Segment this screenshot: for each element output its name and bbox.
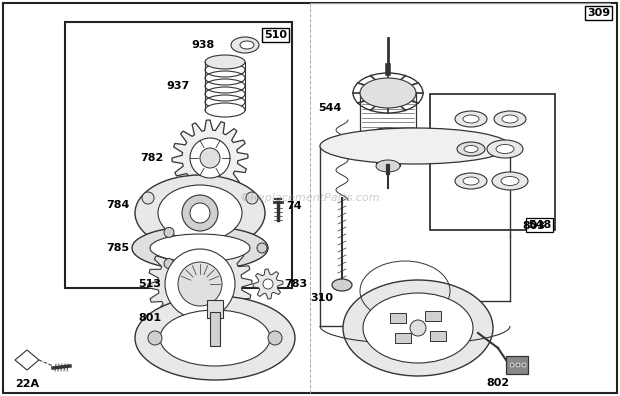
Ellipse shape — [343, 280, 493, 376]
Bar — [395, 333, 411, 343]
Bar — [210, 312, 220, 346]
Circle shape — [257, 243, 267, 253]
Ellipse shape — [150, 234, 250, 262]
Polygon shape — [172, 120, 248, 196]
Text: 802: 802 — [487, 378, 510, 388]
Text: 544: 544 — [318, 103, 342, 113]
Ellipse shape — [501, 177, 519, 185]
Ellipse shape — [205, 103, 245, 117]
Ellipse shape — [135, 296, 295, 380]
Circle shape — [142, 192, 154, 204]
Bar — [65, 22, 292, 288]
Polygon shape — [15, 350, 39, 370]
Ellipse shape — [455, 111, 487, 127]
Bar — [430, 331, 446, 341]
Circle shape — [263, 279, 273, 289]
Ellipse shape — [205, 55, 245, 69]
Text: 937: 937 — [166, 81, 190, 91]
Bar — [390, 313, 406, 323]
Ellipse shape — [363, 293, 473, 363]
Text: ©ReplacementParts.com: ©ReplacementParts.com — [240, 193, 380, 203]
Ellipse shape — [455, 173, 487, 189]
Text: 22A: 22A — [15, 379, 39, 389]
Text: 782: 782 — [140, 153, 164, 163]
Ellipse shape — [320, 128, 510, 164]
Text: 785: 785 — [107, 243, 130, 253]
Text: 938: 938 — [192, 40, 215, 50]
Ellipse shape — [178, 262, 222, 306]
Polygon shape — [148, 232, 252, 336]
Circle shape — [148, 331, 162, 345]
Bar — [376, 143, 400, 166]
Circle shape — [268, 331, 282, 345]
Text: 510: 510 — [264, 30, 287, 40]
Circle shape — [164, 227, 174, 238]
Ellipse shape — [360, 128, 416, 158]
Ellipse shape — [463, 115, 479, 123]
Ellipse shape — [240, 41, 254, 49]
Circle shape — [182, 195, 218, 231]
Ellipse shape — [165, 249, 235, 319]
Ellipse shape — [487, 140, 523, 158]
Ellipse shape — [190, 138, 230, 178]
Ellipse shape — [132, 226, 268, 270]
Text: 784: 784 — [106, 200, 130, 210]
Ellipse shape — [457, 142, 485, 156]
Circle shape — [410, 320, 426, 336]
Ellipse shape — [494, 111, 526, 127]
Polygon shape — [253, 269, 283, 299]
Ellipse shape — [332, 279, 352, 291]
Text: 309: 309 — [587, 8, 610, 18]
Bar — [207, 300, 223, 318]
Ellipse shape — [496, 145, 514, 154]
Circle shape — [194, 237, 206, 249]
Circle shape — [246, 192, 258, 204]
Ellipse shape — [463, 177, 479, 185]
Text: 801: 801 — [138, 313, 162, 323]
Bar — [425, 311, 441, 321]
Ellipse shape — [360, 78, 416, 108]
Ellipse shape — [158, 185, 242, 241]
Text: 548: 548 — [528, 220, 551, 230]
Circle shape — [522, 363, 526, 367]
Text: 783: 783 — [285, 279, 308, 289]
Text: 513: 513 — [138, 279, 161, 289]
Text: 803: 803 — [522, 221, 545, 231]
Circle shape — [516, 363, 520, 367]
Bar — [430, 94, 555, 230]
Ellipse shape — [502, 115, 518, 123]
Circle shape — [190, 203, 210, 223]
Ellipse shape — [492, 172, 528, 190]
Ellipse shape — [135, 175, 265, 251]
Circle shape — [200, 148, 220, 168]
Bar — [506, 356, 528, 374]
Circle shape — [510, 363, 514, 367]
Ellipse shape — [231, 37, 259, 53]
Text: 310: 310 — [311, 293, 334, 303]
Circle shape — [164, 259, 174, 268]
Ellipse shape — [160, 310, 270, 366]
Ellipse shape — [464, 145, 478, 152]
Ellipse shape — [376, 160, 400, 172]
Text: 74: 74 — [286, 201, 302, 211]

######

**REQUEST**
Can you rewrite the records above so that every "Ellipse shape" becomes "Oval shape", with everything else unchanged and the pictures left out?

**RESULT OF THE TASK**
Segment this screenshot: for each element output its name and bbox.
Oval shape — [343, 280, 493, 376]
Bar — [395, 333, 411, 343]
Bar — [210, 312, 220, 346]
Circle shape — [257, 243, 267, 253]
Oval shape — [150, 234, 250, 262]
Polygon shape — [172, 120, 248, 196]
Text: 802: 802 — [487, 378, 510, 388]
Text: 544: 544 — [318, 103, 342, 113]
Oval shape — [501, 177, 519, 185]
Oval shape — [205, 103, 245, 117]
Oval shape — [135, 296, 295, 380]
Circle shape — [142, 192, 154, 204]
Bar — [65, 22, 292, 288]
Polygon shape — [15, 350, 39, 370]
Oval shape — [455, 111, 487, 127]
Bar — [430, 331, 446, 341]
Circle shape — [263, 279, 273, 289]
Oval shape — [205, 55, 245, 69]
Text: 937: 937 — [166, 81, 190, 91]
Bar — [390, 313, 406, 323]
Oval shape — [363, 293, 473, 363]
Text: ©ReplacementParts.com: ©ReplacementParts.com — [240, 193, 380, 203]
Oval shape — [455, 173, 487, 189]
Text: 22A: 22A — [15, 379, 39, 389]
Text: 782: 782 — [140, 153, 164, 163]
Oval shape — [320, 128, 510, 164]
Text: 785: 785 — [107, 243, 130, 253]
Text: 938: 938 — [192, 40, 215, 50]
Oval shape — [178, 262, 222, 306]
Polygon shape — [148, 232, 252, 336]
Circle shape — [148, 331, 162, 345]
Bar — [376, 143, 400, 166]
Circle shape — [268, 331, 282, 345]
Text: 510: 510 — [264, 30, 287, 40]
Circle shape — [164, 227, 174, 238]
Oval shape — [360, 128, 416, 158]
Oval shape — [463, 115, 479, 123]
Oval shape — [240, 41, 254, 49]
Circle shape — [182, 195, 218, 231]
Oval shape — [165, 249, 235, 319]
Oval shape — [487, 140, 523, 158]
Oval shape — [190, 138, 230, 178]
Oval shape — [132, 226, 268, 270]
Text: 784: 784 — [106, 200, 130, 210]
Oval shape — [457, 142, 485, 156]
Circle shape — [410, 320, 426, 336]
Oval shape — [494, 111, 526, 127]
Polygon shape — [253, 269, 283, 299]
Oval shape — [332, 279, 352, 291]
Text: 309: 309 — [587, 8, 610, 18]
Bar — [207, 300, 223, 318]
Oval shape — [496, 145, 514, 154]
Circle shape — [194, 237, 206, 249]
Circle shape — [246, 192, 258, 204]
Oval shape — [463, 177, 479, 185]
Text: 801: 801 — [138, 313, 162, 323]
Bar — [425, 311, 441, 321]
Oval shape — [360, 78, 416, 108]
Oval shape — [158, 185, 242, 241]
Text: 548: 548 — [528, 220, 551, 230]
Circle shape — [522, 363, 526, 367]
Text: 783: 783 — [285, 279, 308, 289]
Text: 513: 513 — [138, 279, 161, 289]
Text: 803: 803 — [522, 221, 545, 231]
Circle shape — [516, 363, 520, 367]
Bar — [430, 94, 555, 230]
Oval shape — [502, 115, 518, 123]
Circle shape — [190, 203, 210, 223]
Oval shape — [492, 172, 528, 190]
Oval shape — [135, 175, 265, 251]
Circle shape — [200, 148, 220, 168]
Bar — [506, 356, 528, 374]
Circle shape — [510, 363, 514, 367]
Oval shape — [231, 37, 259, 53]
Text: 310: 310 — [311, 293, 334, 303]
Circle shape — [164, 259, 174, 268]
Oval shape — [160, 310, 270, 366]
Oval shape — [464, 145, 478, 152]
Oval shape — [376, 160, 400, 172]
Text: 74: 74 — [286, 201, 302, 211]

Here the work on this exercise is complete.